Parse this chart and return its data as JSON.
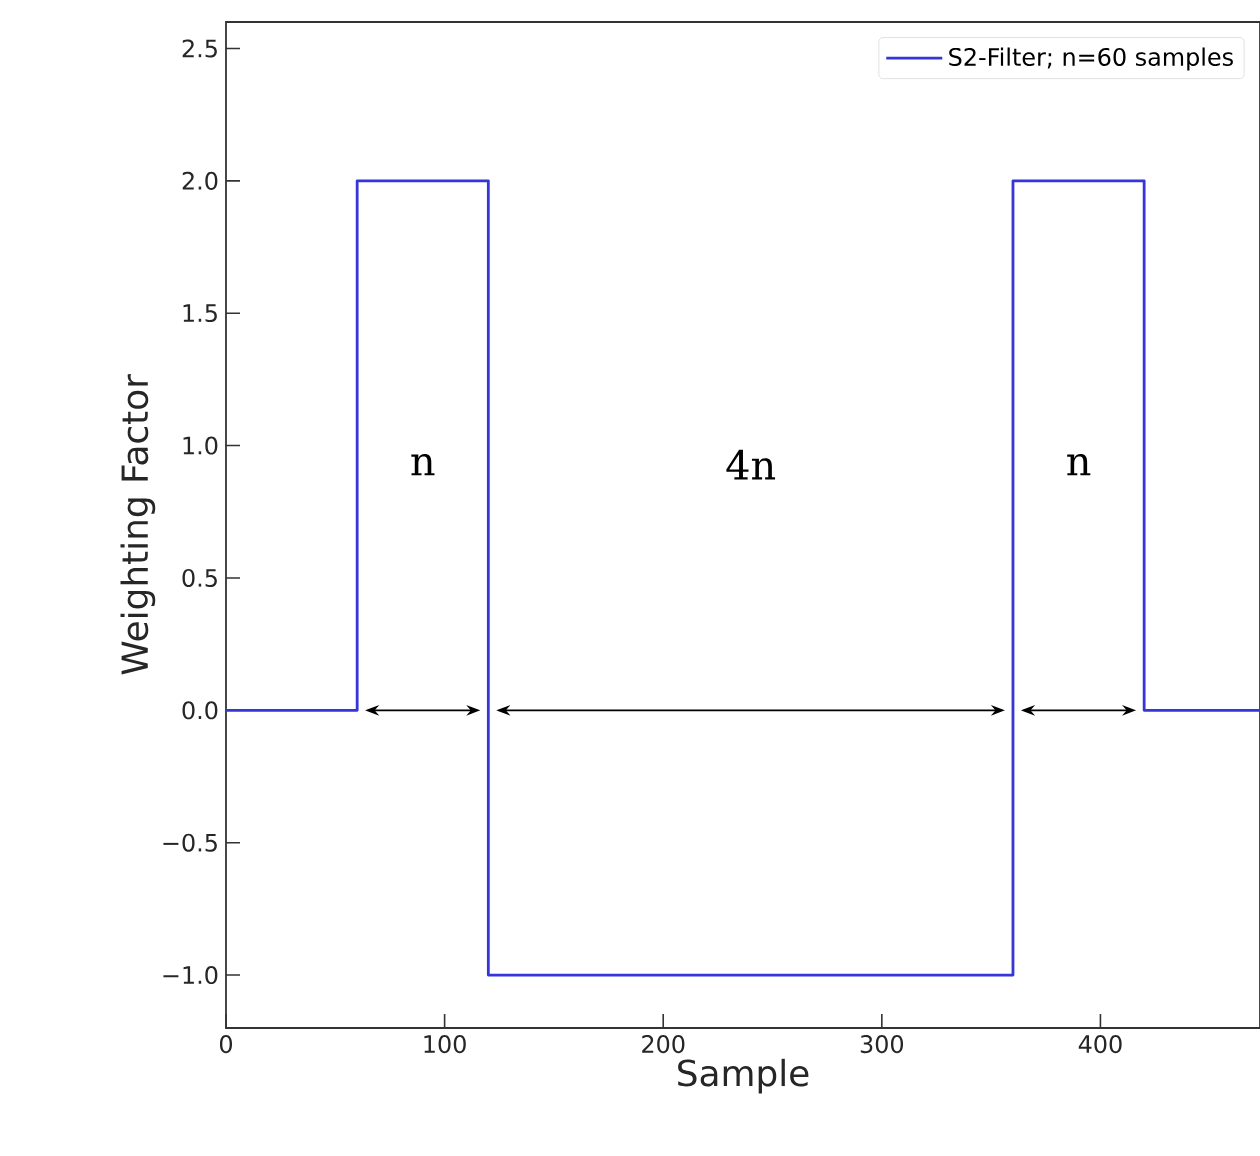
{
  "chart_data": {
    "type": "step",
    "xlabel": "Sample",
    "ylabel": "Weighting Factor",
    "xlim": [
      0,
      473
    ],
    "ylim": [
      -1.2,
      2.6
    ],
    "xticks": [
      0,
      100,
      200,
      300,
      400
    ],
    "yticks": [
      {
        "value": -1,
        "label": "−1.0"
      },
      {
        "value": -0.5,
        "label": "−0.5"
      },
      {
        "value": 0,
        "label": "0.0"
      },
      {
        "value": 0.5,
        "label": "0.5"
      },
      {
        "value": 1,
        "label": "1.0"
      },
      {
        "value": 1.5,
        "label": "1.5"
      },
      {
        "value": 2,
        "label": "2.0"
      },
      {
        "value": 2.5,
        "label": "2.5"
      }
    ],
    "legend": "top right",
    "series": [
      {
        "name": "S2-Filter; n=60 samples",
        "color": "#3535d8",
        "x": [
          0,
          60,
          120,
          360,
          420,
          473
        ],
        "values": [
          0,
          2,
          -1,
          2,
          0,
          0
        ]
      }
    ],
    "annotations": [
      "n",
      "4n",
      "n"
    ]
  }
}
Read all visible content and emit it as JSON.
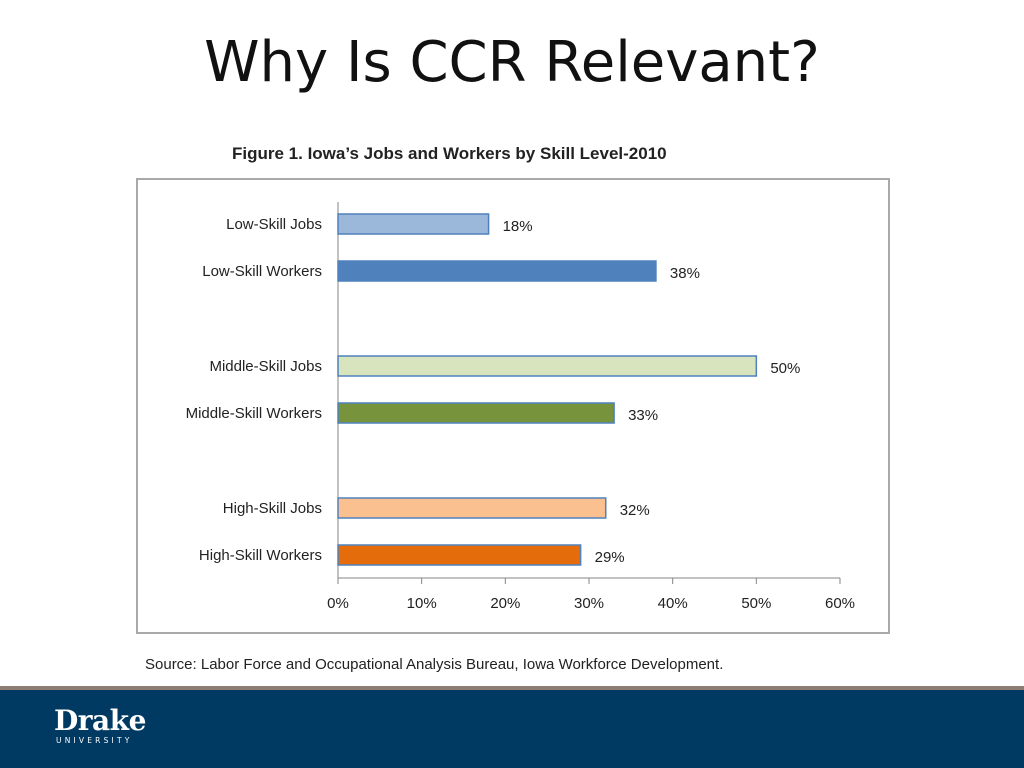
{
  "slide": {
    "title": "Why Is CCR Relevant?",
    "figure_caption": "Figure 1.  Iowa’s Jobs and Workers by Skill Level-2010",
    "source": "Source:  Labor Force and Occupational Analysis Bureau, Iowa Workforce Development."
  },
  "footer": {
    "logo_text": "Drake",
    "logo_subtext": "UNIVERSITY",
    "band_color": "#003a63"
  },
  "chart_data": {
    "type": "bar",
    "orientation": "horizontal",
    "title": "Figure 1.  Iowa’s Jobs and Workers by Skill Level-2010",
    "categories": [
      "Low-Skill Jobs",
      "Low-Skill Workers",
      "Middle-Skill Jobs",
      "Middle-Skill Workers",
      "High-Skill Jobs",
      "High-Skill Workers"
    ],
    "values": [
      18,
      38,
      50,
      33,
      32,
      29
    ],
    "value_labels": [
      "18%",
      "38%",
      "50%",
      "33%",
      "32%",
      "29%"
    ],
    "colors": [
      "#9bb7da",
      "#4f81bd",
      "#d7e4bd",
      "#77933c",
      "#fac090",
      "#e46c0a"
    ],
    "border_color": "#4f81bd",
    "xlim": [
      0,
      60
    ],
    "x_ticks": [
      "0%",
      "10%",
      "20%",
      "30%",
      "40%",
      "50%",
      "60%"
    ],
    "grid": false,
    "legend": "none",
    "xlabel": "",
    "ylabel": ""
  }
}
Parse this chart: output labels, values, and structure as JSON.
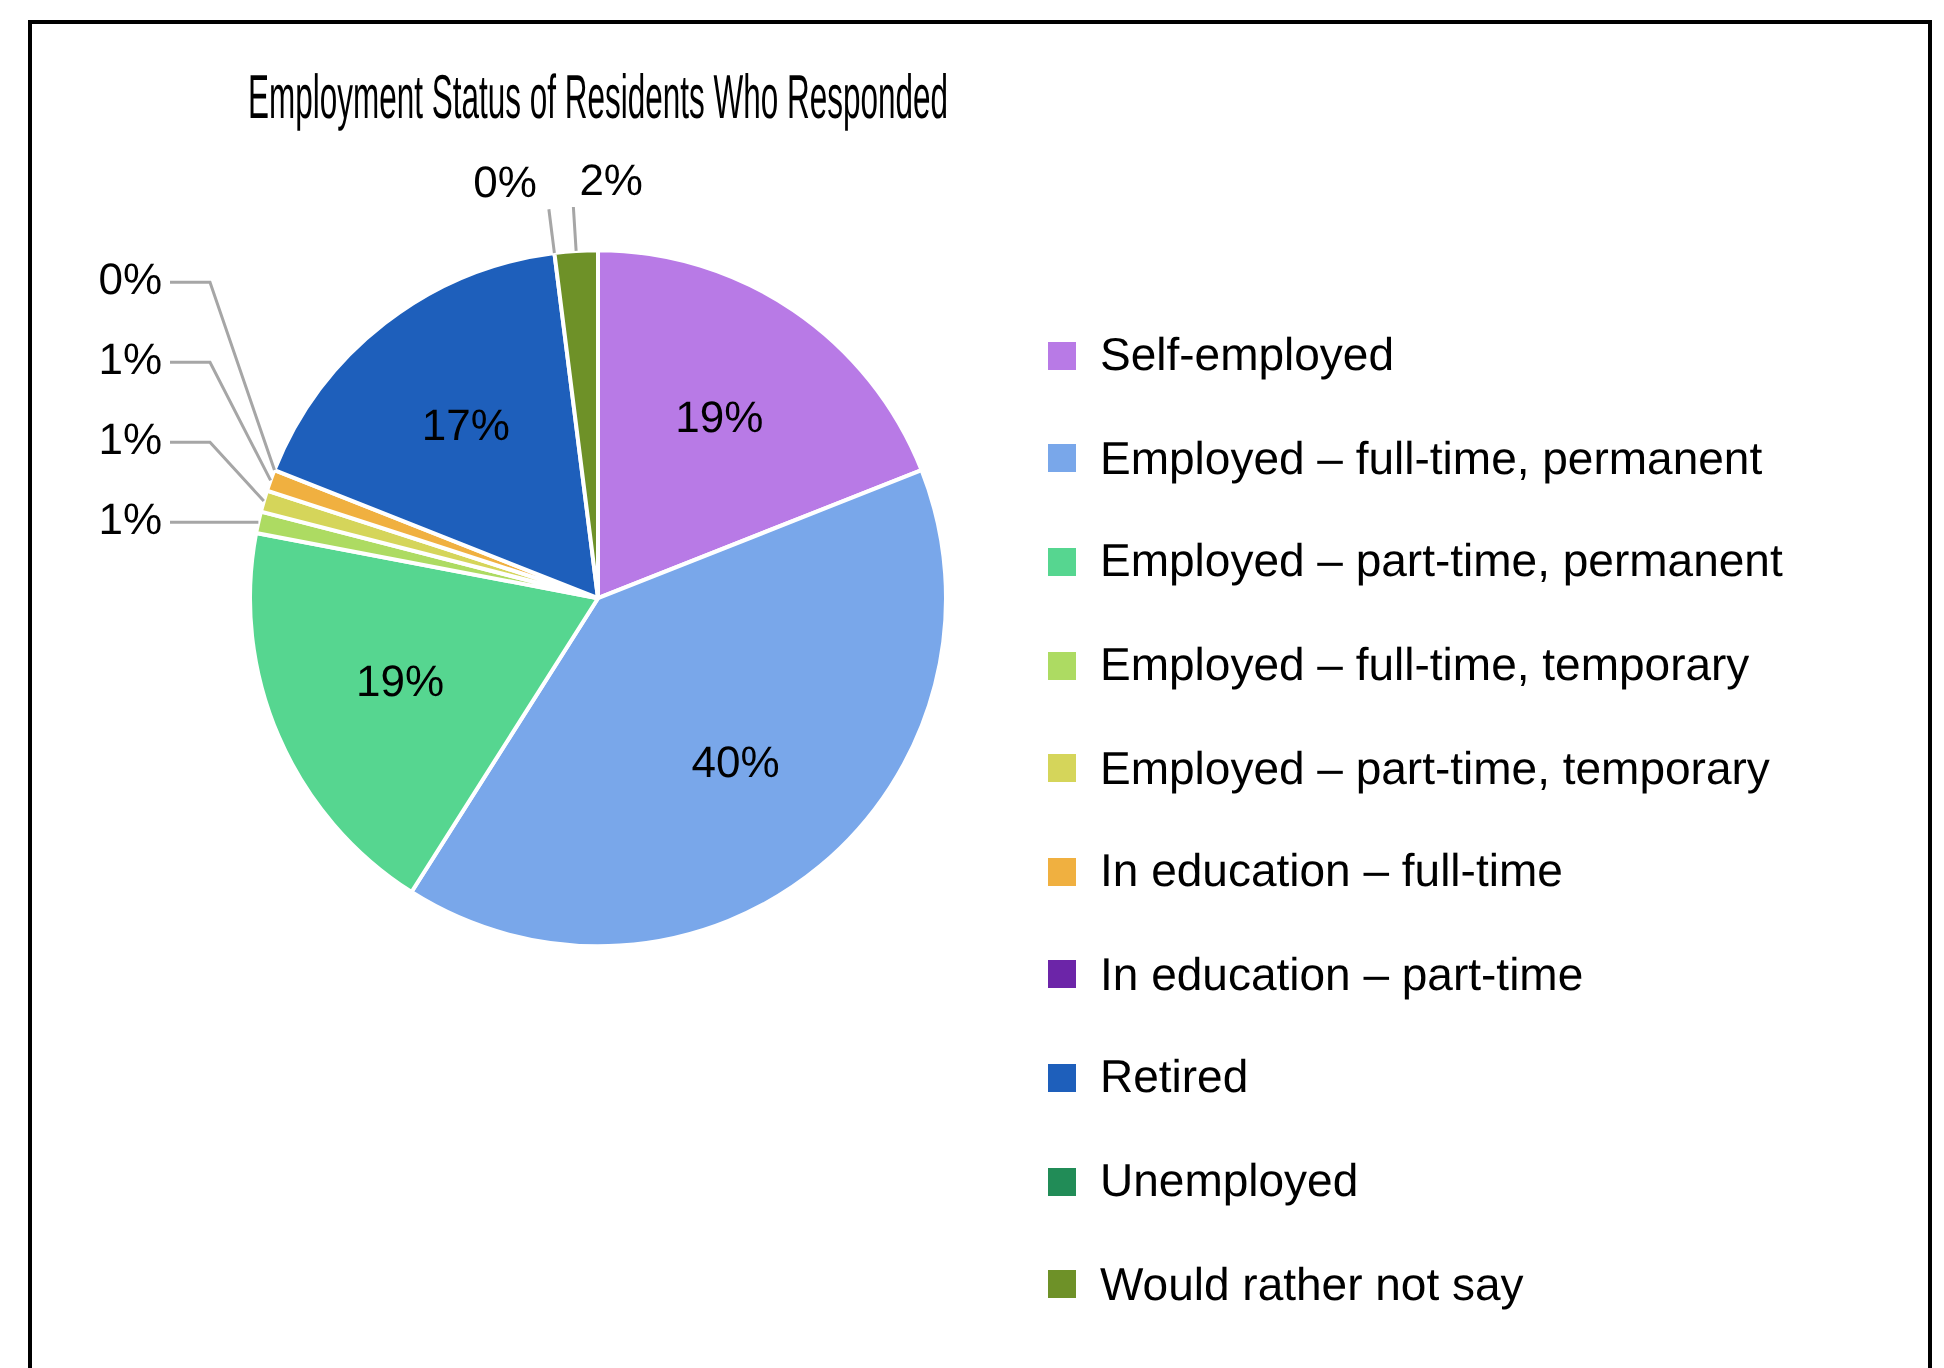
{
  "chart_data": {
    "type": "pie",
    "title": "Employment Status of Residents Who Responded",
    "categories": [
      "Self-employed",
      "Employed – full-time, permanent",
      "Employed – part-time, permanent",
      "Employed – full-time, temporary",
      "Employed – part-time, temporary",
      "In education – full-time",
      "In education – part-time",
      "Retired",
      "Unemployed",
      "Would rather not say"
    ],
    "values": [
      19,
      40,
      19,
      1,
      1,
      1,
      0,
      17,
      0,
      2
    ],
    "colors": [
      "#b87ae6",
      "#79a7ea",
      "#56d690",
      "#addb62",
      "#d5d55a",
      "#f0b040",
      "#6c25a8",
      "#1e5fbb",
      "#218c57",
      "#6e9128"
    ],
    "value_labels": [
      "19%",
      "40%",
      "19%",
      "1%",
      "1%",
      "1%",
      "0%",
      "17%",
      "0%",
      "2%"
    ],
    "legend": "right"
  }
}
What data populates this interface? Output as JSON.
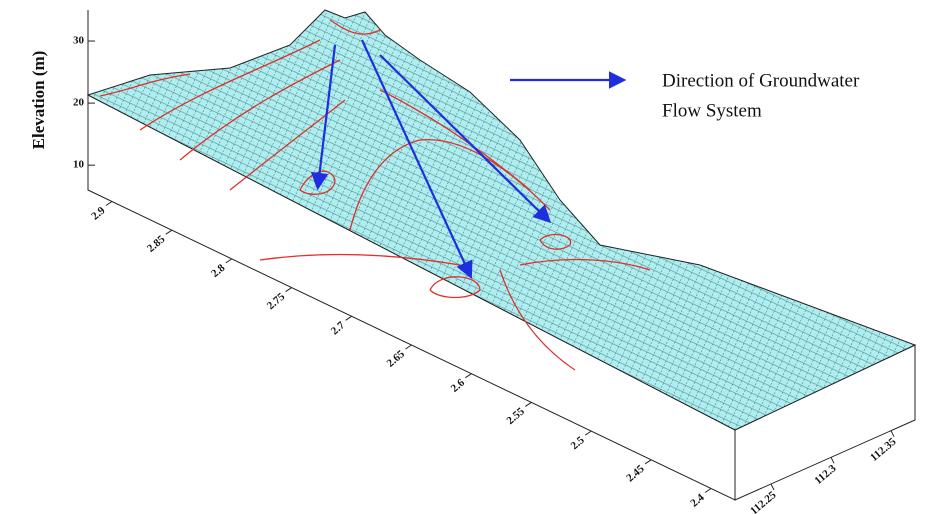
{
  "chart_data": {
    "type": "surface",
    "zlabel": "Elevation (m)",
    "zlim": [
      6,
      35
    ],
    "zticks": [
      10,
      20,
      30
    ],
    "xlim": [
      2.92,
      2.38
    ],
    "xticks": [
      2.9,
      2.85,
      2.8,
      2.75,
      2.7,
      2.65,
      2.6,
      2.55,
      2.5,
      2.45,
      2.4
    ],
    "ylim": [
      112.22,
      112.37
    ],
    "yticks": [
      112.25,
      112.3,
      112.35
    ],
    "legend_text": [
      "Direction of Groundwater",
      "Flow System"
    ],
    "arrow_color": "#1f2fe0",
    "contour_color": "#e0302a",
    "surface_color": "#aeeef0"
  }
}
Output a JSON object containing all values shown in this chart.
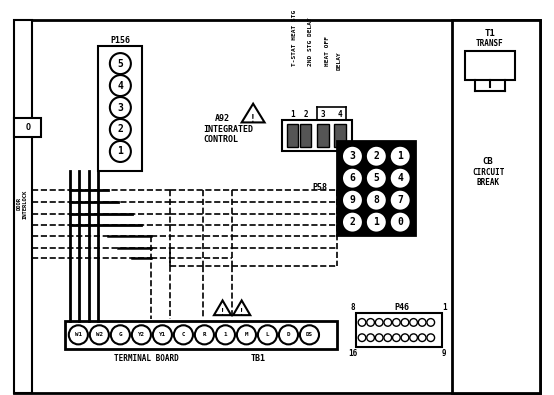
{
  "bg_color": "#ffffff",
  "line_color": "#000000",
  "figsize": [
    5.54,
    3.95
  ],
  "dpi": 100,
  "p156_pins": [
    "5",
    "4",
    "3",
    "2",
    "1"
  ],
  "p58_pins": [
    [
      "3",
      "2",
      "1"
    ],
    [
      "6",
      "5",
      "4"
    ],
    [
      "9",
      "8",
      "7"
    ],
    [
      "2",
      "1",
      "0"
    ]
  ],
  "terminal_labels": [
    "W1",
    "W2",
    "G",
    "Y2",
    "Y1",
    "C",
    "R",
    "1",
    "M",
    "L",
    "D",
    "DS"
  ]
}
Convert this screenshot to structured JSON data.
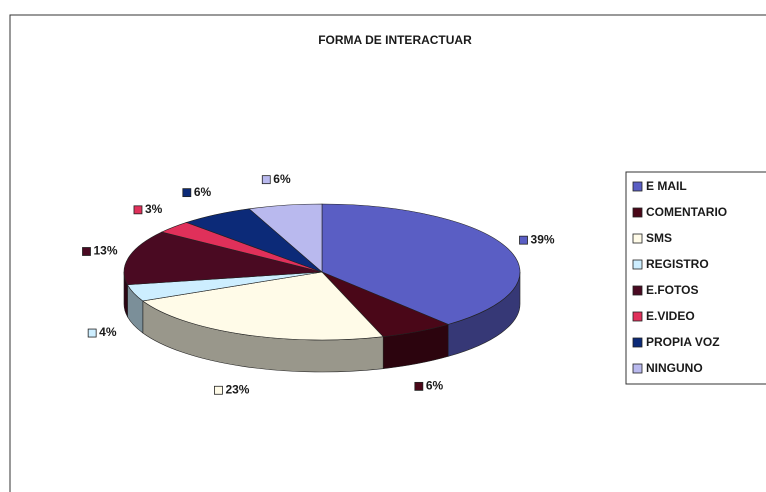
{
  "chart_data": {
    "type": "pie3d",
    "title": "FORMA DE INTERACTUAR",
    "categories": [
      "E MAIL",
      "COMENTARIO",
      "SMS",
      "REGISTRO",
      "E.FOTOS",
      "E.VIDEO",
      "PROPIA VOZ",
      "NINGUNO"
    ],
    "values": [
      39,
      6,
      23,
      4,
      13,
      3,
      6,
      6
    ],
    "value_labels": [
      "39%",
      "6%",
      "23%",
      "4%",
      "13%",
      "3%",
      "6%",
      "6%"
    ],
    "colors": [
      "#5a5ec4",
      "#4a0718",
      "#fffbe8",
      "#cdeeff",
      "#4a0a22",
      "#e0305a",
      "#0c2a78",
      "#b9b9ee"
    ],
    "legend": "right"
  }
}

····················

* [Task requirements]
The records above must be printed exactly; the pictures stay out.

* [Finished answer]
Parse this chart and return its data as JSON.
{
  "chart_data": {
    "type": "step",
    "xlabel": "Sample",
    "ylabel": "Weighting Factor",
    "xlim": [
      0,
      473
    ],
    "ylim": [
      -1.2,
      2.6
    ],
    "xticks": [
      0,
      100,
      200,
      300,
      400
    ],
    "yticks": [
      {
        "value": -1,
        "label": "−1.0"
      },
      {
        "value": -0.5,
        "label": "−0.5"
      },
      {
        "value": 0,
        "label": "0.0"
      },
      {
        "value": 0.5,
        "label": "0.5"
      },
      {
        "value": 1,
        "label": "1.0"
      },
      {
        "value": 1.5,
        "label": "1.5"
      },
      {
        "value": 2,
        "label": "2.0"
      },
      {
        "value": 2.5,
        "label": "2.5"
      }
    ],
    "legend": "top right",
    "series": [
      {
        "name": "S2-Filter; n=60 samples",
        "color": "#3535d8",
        "x": [
          0,
          60,
          120,
          360,
          420,
          473
        ],
        "values": [
          0,
          2,
          -1,
          2,
          0,
          0
        ]
      }
    ],
    "annotations": [
      "n",
      "4n",
      "n"
    ]
  }
}
Read all visible content and emit it as JSON.
{
  "slide": {
    "title": "Why Is CCR Relevant?",
    "figure_caption": "Figure 1.  Iowa’s Jobs and Workers by Skill Level-2010",
    "source": "Source:  Labor Force and Occupational Analysis Bureau, Iowa Workforce Development."
  },
  "footer": {
    "logo_text": "Drake",
    "logo_subtext": "UNIVERSITY",
    "band_color": "#003a63"
  },
  "chart_data": {
    "type": "bar",
    "orientation": "horizontal",
    "title": "Figure 1.  Iowa’s Jobs and Workers by Skill Level-2010",
    "categories": [
      "Low-Skill Jobs",
      "Low-Skill Workers",
      "Middle-Skill Jobs",
      "Middle-Skill Workers",
      "High-Skill Jobs",
      "High-Skill Workers"
    ],
    "values": [
      18,
      38,
      50,
      33,
      32,
      29
    ],
    "value_labels": [
      "18%",
      "38%",
      "50%",
      "33%",
      "32%",
      "29%"
    ],
    "colors": [
      "#9bb7da",
      "#4f81bd",
      "#d7e4bd",
      "#77933c",
      "#fac090",
      "#e46c0a"
    ],
    "border_color": "#4f81bd",
    "xlim": [
      0,
      60
    ],
    "x_ticks": [
      "0%",
      "10%",
      "20%",
      "30%",
      "40%",
      "50%",
      "60%"
    ],
    "grid": false,
    "legend": "none",
    "xlabel": "",
    "ylabel": ""
  }
}
Parse this chart: output labels, values, and structure as JSON.
{
  "chart_data": {
    "type": "pie",
    "title": "Employment Status of Residents Who Responded",
    "categories": [
      "Self-employed",
      "Employed – full-time, permanent",
      "Employed – part-time, permanent",
      "Employed – full-time, temporary",
      "Employed – part-time, temporary",
      "In education – full-time",
      "In education – part-time",
      "Retired",
      "Unemployed",
      "Would rather not say"
    ],
    "values": [
      19,
      40,
      19,
      1,
      1,
      1,
      0,
      17,
      0,
      2
    ],
    "colors": [
      "#b87ae6",
      "#79a7ea",
      "#56d690",
      "#addb62",
      "#d5d55a",
      "#f0b040",
      "#6c25a8",
      "#1e5fbb",
      "#218c57",
      "#6e9128"
    ],
    "value_labels": [
      "19%",
      "40%",
      "19%",
      "1%",
      "1%",
      "1%",
      "0%",
      "17%",
      "0%",
      "2%"
    ],
    "legend": "right"
  }
}
What data populates this interface? Output as JSON.
{
  "chart_data": {
    "type": "surface",
    "zlabel": "Elevation (m)",
    "zlim": [
      6,
      35
    ],
    "zticks": [
      10,
      20,
      30
    ],
    "xlim": [
      2.92,
      2.38
    ],
    "xticks": [
      2.9,
      2.85,
      2.8,
      2.75,
      2.7,
      2.65,
      2.6,
      2.55,
      2.5,
      2.45,
      2.4
    ],
    "ylim": [
      112.22,
      112.37
    ],
    "yticks": [
      112.25,
      112.3,
      112.35
    ],
    "legend_text": [
      "Direction of Groundwater",
      "Flow System"
    ],
    "arrow_color": "#1f2fe0",
    "contour_color": "#e0302a",
    "surface_color": "#aeeef0"
  }
}
Output a JSON object containing all values shown in this chart.
{
  "bg_color": "#ffffff",
  "line_color": "#000000",
  "figsize": [
    5.54,
    3.95
  ],
  "dpi": 100,
  "p156_pins": [
    "5",
    "4",
    "3",
    "2",
    "1"
  ],
  "p58_pins": [
    [
      "3",
      "2",
      "1"
    ],
    [
      "6",
      "5",
      "4"
    ],
    [
      "9",
      "8",
      "7"
    ],
    [
      "2",
      "1",
      "0"
    ]
  ],
  "terminal_labels": [
    "W1",
    "W2",
    "G",
    "Y2",
    "Y1",
    "C",
    "R",
    "1",
    "M",
    "L",
    "D",
    "DS"
  ]
}
Convert this screenshot to structured JSON data.
{
  "chart_data": {
    "type": "pie3d",
    "title": "FORMA DE INTERACTUAR",
    "categories": [
      "E MAIL",
      "COMENTARIO",
      "SMS",
      "REGISTRO",
      "E.FOTOS",
      "E.VIDEO",
      "PROPIA VOZ",
      "NINGUNO"
    ],
    "values": [
      39,
      6,
      23,
      4,
      13,
      3,
      6,
      6
    ],
    "value_labels": [
      "39%",
      "6%",
      "23%",
      "4%",
      "13%",
      "3%",
      "6%",
      "6%"
    ],
    "colors": [
      "#5a5ec4",
      "#4a0718",
      "#fffbe8",
      "#cdeeff",
      "#4a0a22",
      "#e0305a",
      "#0c2a78",
      "#b9b9ee"
    ],
    "legend": "right"
  }
}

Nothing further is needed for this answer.